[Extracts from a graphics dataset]

## Begin

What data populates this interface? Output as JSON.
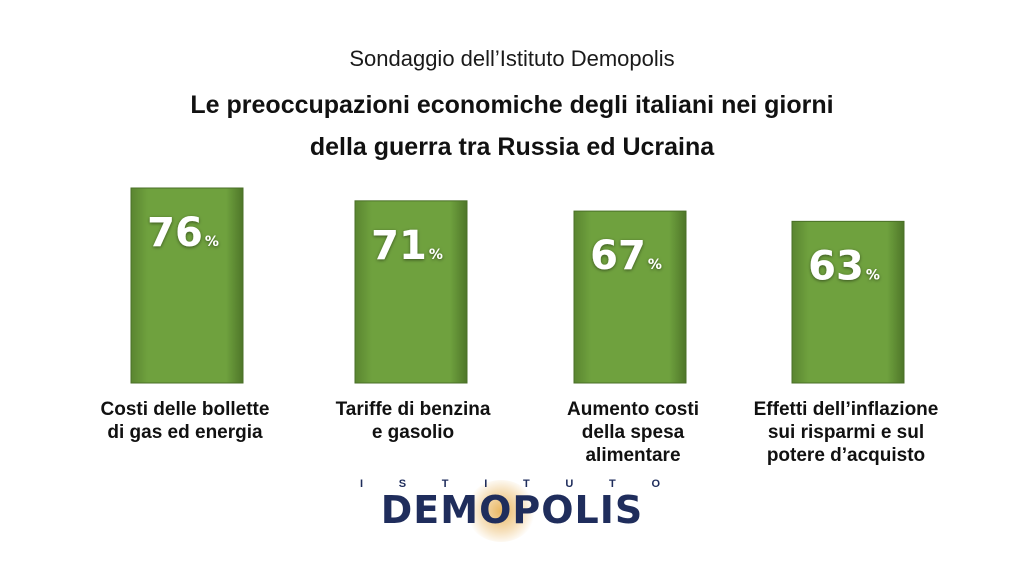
{
  "header": {
    "subtitle": "Sondaggio dell’Istituto Demopolis",
    "title_line1": "Le preoccupazioni economiche degli italiani nei giorni",
    "title_line2": "della guerra tra Russia ed Ucraina"
  },
  "chart_data": {
    "type": "bar",
    "categories": [
      "Costi delle bollette di gas ed energia",
      "Tariffe di benzina e gasolio",
      "Aumento costi della spesa alimentare",
      "Effetti dell’inflazione sui risparmi e sul potere d’acquisto"
    ],
    "values": [
      76,
      71,
      67,
      63
    ],
    "unit": "%",
    "bar_color": "#6b9a3a",
    "value_color": "#ffffff",
    "grid": false,
    "axes_visible": false
  },
  "labels": {
    "cat0_line1": "Costi delle bollette",
    "cat0_line2": "di gas ed energia",
    "cat1_line1": "Tariffe di benzina",
    "cat1_line2": "e gasolio",
    "cat2_line1": "Aumento costi",
    "cat2_line2": "della spesa",
    "cat2_line3": "alimentare",
    "cat3_line1": "Effetti dell’inflazione",
    "cat3_line2": "sui risparmi e sul",
    "cat3_line3": "potere d’acquisto"
  },
  "logo": {
    "top_letters": [
      "I",
      "S",
      "T",
      "I",
      "T",
      "U",
      "T",
      "O"
    ],
    "wordmark": "DEMOPOLIS",
    "color": "#1f2d5c",
    "accent": "#e6aa46"
  }
}
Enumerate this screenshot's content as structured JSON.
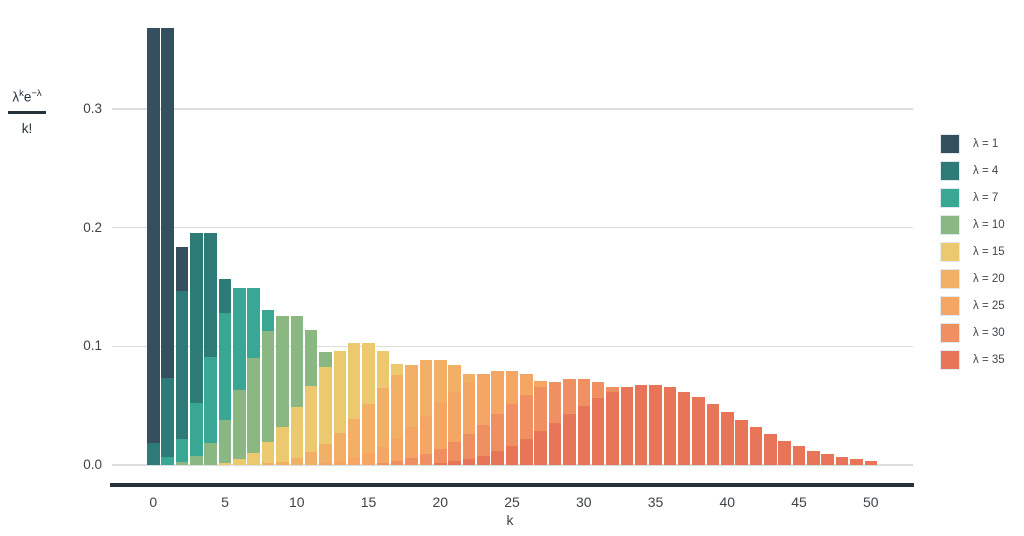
{
  "chart_data": {
    "type": "bar",
    "title": "",
    "xlabel": "k",
    "ylabel_formula": {
      "num_base1": "λ",
      "num_sup1": "k",
      "num_base2": "e",
      "num_sup2": "−λ",
      "denominator": "k!"
    },
    "x_ticks": [
      0,
      5,
      10,
      15,
      20,
      25,
      30,
      35,
      40,
      45,
      50
    ],
    "y_ticks": [
      "0.0",
      "0.1",
      "0.2",
      "0.3"
    ],
    "xlim": [
      -2.5,
      53
    ],
    "ylim": [
      0,
      0.39
    ],
    "grid": "horizontal",
    "legend_position": "right",
    "bar_overlap": "overlaid, later series drawn in front",
    "series": [
      {
        "name": "λ = 1",
        "lambda": 1,
        "color": "#34505e",
        "k_start": 0,
        "values": [
          0.3679,
          0.3679,
          0.1839,
          0.0613,
          0.0153,
          0.0031,
          0.0005
        ]
      },
      {
        "name": "λ = 4",
        "lambda": 4,
        "color": "#2e7a77",
        "k_start": 0,
        "values": [
          0.0183,
          0.0733,
          0.1465,
          0.1954,
          0.1954,
          0.1563,
          0.1042,
          0.0595,
          0.0298,
          0.0132,
          0.0053,
          0.0019,
          0.0006
        ]
      },
      {
        "name": "λ = 7",
        "lambda": 7,
        "color": "#3aa795",
        "k_start": 0,
        "values": [
          0.0009,
          0.0064,
          0.0223,
          0.0521,
          0.0912,
          0.1277,
          0.149,
          0.149,
          0.1304,
          0.1014,
          0.071,
          0.0452,
          0.0263,
          0.0142,
          0.0071,
          0.0033,
          0.0014,
          0.0006
        ]
      },
      {
        "name": "λ = 10",
        "lambda": 10,
        "color": "#8bb783",
        "k_start": 1,
        "values": [
          0.0005,
          0.0023,
          0.0076,
          0.0189,
          0.0378,
          0.0631,
          0.0901,
          0.1126,
          0.1251,
          0.1251,
          0.1137,
          0.0948,
          0.0729,
          0.0521,
          0.0347,
          0.0217,
          0.0128,
          0.0071,
          0.0037,
          0.0019,
          0.0009
        ]
      },
      {
        "name": "λ = 15",
        "lambda": 15,
        "color": "#ecc96e",
        "k_start": 5,
        "values": [
          0.0019,
          0.0048,
          0.0104,
          0.0194,
          0.0324,
          0.0486,
          0.0663,
          0.0829,
          0.0956,
          0.1024,
          0.1024,
          0.096,
          0.0847,
          0.0706,
          0.0557,
          0.0418,
          0.0299,
          0.0204,
          0.0133,
          0.0083,
          0.005,
          0.0029,
          0.0016,
          0.0009
        ]
      },
      {
        "name": "λ = 20",
        "lambda": 20,
        "color": "#f1b066",
        "k_start": 8,
        "values": [
          0.0013,
          0.0029,
          0.0058,
          0.0106,
          0.0176,
          0.0271,
          0.0387,
          0.0516,
          0.0646,
          0.076,
          0.0844,
          0.0888,
          0.0888,
          0.0846,
          0.0769,
          0.0669,
          0.0557,
          0.0446,
          0.0343,
          0.0254,
          0.0181,
          0.0125,
          0.0083,
          0.0054,
          0.0034,
          0.002,
          0.0012
        ]
      },
      {
        "name": "λ = 25",
        "lambda": 25,
        "color": "#f5a564",
        "k_start": 11,
        "values": [
          0.0008,
          0.0017,
          0.0033,
          0.0059,
          0.0099,
          0.0155,
          0.0227,
          0.0316,
          0.0415,
          0.0519,
          0.0618,
          0.0702,
          0.0763,
          0.0795,
          0.0795,
          0.0765,
          0.0708,
          0.0632,
          0.0545,
          0.0454,
          0.0366,
          0.0286,
          0.0217,
          0.0159,
          0.0114,
          0.0079,
          0.0053,
          0.0035,
          0.0023,
          0.0014
        ]
      },
      {
        "name": "λ = 30",
        "lambda": 30,
        "color": "#ef8f62",
        "k_start": 15,
        "values": [
          0.001,
          0.0019,
          0.0034,
          0.0057,
          0.0089,
          0.0134,
          0.0192,
          0.0261,
          0.0341,
          0.0426,
          0.0511,
          0.059,
          0.0655,
          0.0702,
          0.0726,
          0.0726,
          0.0703,
          0.0659,
          0.0599,
          0.0529,
          0.0453,
          0.0378,
          0.0306,
          0.0242,
          0.0186,
          0.0139,
          0.0102,
          0.0073,
          0.0051,
          0.0035,
          0.0023,
          0.0015
        ]
      },
      {
        "name": "λ = 35",
        "lambda": 35,
        "color": "#e87558",
        "k_start": 19,
        "values": [
          0.0011,
          0.002,
          0.0033,
          0.0052,
          0.008,
          0.0116,
          0.0163,
          0.0219,
          0.0284,
          0.0354,
          0.0428,
          0.0499,
          0.0563,
          0.0616,
          0.0654,
          0.0673,
          0.0673,
          0.0654,
          0.0619,
          0.057,
          0.0511,
          0.0447,
          0.0382,
          0.0318,
          0.0259,
          0.0206,
          0.016,
          0.0122,
          0.0091,
          0.0066,
          0.0047,
          0.0033
        ]
      }
    ]
  },
  "style": {
    "grid_color": "#dcdddd",
    "axis_color": "#26323c",
    "tick_label_color": "#3e4347",
    "legend_label_color": "#40464c",
    "background": "#ffffff"
  }
}
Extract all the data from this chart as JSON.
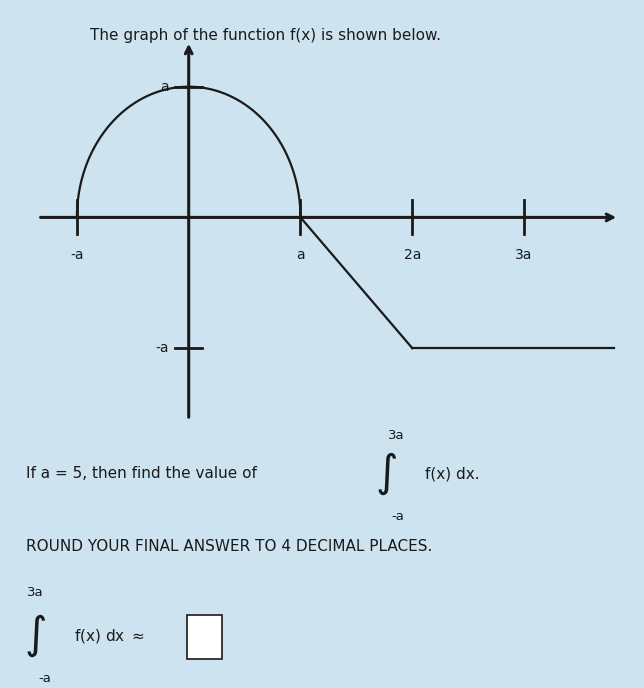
{
  "title": "The graph of the function f(x) is shown below.",
  "a": 5,
  "background_color": "#cde4f0",
  "curve_color": "#1a1a1a",
  "axis_color": "#1a1a1a",
  "text_color": "#1a1a1a",
  "problem_text_1": "If a = 5, then find the value of",
  "problem_text_2": "ROUND YOUR FINAL ANSWER TO 4 DECIMAL PLACES.",
  "integral_label_top": "3a",
  "integral_label_bottom": "-a",
  "integral_text": "f(x) dx.",
  "answer_integral_top": "3a",
  "answer_integral_bottom": "-a",
  "xlabel_neg_a": "-a",
  "xlabel_a": "a",
  "xlabel_2a": "2a",
  "xlabel_3a": "3a",
  "ylabel_a": "a",
  "ylabel_neg_a": "-a",
  "title_fontsize": 11,
  "label_fontsize": 10,
  "body_fontsize": 11
}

## End

**EXERCISE PROMPT**
State how many lines above include the word "inflazione", and nothing more.

**THE ANSWER**
2